■ Task details ■
Transcribe every line, keeping it exact.

■ Entries shown ■
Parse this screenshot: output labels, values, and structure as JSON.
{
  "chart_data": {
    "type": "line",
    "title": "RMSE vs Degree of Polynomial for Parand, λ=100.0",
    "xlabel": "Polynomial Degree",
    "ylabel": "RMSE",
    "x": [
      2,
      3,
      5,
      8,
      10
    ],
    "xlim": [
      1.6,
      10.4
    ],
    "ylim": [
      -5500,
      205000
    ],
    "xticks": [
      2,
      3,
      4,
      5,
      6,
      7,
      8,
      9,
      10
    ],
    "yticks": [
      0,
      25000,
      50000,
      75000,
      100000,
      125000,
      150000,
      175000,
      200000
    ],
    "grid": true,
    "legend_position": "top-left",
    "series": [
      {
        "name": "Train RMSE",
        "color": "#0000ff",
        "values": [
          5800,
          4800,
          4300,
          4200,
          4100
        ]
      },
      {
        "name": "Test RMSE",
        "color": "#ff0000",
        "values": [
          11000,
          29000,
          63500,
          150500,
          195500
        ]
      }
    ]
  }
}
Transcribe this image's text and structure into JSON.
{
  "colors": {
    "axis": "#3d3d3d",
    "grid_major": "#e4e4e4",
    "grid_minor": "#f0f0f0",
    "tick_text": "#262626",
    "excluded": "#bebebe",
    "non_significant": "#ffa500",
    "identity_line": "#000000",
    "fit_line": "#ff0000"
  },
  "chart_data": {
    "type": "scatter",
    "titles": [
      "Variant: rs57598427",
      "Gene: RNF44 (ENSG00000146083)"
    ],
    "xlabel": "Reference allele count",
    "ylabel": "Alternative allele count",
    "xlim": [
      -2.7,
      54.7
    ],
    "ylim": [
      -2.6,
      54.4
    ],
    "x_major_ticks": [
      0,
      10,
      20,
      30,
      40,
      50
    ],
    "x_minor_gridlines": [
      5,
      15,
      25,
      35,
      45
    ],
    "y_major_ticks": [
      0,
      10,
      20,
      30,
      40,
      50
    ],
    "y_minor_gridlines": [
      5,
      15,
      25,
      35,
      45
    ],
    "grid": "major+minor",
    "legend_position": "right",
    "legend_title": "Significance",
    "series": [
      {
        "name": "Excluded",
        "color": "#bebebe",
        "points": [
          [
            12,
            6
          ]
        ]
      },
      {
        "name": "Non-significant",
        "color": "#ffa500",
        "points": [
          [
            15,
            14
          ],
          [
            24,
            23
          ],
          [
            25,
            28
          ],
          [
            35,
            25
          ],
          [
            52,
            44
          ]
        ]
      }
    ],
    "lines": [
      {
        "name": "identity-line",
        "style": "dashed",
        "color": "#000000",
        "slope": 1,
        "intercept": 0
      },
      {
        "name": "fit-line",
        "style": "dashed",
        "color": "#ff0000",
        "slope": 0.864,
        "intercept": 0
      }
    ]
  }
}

■ Final answer ■
Parse this screenshot: output labels, values, and structure as JSON.
{
  "chart_data": {
    "type": "line",
    "title": "RMSE vs Degree of Polynomial for Parand, λ=100.0",
    "xlabel": "Polynomial Degree",
    "ylabel": "RMSE",
    "x": [
      2,
      3,
      5,
      8,
      10
    ],
    "xlim": [
      1.6,
      10.4
    ],
    "ylim": [
      -5500,
      205000
    ],
    "xticks": [
      2,
      3,
      4,
      5,
      6,
      7,
      8,
      9,
      10
    ],
    "yticks": [
      0,
      25000,
      50000,
      75000,
      100000,
      125000,
      150000,
      175000,
      200000
    ],
    "grid": true,
    "legend_position": "top-left",
    "series": [
      {
        "name": "Train RMSE",
        "color": "#0000ff",
        "values": [
          5800,
          4800,
          4300,
          4200,
          4100
        ]
      },
      {
        "name": "Test RMSE",
        "color": "#ff0000",
        "values": [
          11000,
          29000,
          63500,
          150500,
          195500
        ]
      }
    ]
  }
}
Transcribe this image's text and structure into JSON.
{
  "colors": {
    "axis": "#3d3d3d",
    "grid_major": "#e4e4e4",
    "grid_minor": "#f0f0f0",
    "tick_text": "#262626",
    "excluded": "#bebebe",
    "non_significant": "#ffa500",
    "identity_line": "#000000",
    "fit_line": "#ff0000"
  },
  "chart_data": {
    "type": "scatter",
    "titles": [
      "Variant: rs57598427",
      "Gene: RNF44 (ENSG00000146083)"
    ],
    "xlabel": "Reference allele count",
    "ylabel": "Alternative allele count",
    "xlim": [
      -2.7,
      54.7
    ],
    "ylim": [
      -2.6,
      54.4
    ],
    "x_major_ticks": [
      0,
      10,
      20,
      30,
      40,
      50
    ],
    "x_minor_gridlines": [
      5,
      15,
      25,
      35,
      45
    ],
    "y_major_ticks": [
      0,
      10,
      20,
      30,
      40,
      50
    ],
    "y_minor_gridlines": [
      5,
      15,
      25,
      35,
      45
    ],
    "grid": "major+minor",
    "legend_position": "right",
    "legend_title": "Significance",
    "series": [
      {
        "name": "Excluded",
        "color": "#bebebe",
        "points": [
          [
            12,
            6
          ]
        ]
      },
      {
        "name": "Non-significant",
        "color": "#ffa500",
        "points": [
          [
            15,
            14
          ],
          [
            24,
            23
          ],
          [
            25,
            28
          ],
          [
            35,
            25
          ],
          [
            52,
            44
          ]
        ]
      }
    ],
    "lines": [
      {
        "name": "identity-line",
        "style": "dashed",
        "color": "#000000",
        "slope": 1,
        "intercept": 0
      },
      {
        "name": "fit-line",
        "style": "dashed",
        "color": "#ff0000",
        "slope": 0.864,
        "intercept": 0
      }
    ]
  }
}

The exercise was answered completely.